▶ **Saved data entries**:

━━━━

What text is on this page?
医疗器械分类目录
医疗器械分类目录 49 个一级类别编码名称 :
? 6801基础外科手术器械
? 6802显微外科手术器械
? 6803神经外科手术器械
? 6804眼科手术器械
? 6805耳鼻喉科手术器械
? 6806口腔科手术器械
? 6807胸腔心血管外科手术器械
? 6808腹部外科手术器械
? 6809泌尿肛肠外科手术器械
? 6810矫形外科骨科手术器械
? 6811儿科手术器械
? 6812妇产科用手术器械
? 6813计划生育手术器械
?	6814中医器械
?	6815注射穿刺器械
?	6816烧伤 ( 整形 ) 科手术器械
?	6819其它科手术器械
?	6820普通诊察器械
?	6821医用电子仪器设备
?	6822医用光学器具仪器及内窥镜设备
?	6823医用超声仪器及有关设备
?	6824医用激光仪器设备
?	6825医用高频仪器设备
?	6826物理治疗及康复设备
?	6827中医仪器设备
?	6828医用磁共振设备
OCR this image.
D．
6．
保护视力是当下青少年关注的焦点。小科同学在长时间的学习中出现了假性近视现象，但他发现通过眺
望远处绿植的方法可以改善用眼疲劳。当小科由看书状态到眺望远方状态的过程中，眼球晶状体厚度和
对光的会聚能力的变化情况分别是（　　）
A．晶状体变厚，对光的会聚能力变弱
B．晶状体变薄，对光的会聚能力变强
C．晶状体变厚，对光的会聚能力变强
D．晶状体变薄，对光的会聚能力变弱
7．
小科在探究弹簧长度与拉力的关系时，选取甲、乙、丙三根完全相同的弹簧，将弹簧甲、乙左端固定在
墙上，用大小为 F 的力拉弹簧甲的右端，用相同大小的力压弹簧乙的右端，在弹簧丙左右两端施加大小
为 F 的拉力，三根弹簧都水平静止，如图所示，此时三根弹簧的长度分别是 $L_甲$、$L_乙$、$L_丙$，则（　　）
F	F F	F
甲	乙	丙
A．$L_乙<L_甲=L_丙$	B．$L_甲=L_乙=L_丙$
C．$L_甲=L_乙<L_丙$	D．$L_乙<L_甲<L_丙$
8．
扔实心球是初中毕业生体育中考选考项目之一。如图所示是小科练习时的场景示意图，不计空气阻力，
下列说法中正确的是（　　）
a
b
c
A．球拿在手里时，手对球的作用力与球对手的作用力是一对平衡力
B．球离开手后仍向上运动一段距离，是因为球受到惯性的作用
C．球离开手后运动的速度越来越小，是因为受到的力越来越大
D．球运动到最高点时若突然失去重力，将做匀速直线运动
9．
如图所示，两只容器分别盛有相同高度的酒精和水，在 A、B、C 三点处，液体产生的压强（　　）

━━━━

▶ **Exercise brief**: Locate the lines above that hold the word "this". Show every one of them.

▶ **Exercise answer**:
What text is on this page?
OCR this image.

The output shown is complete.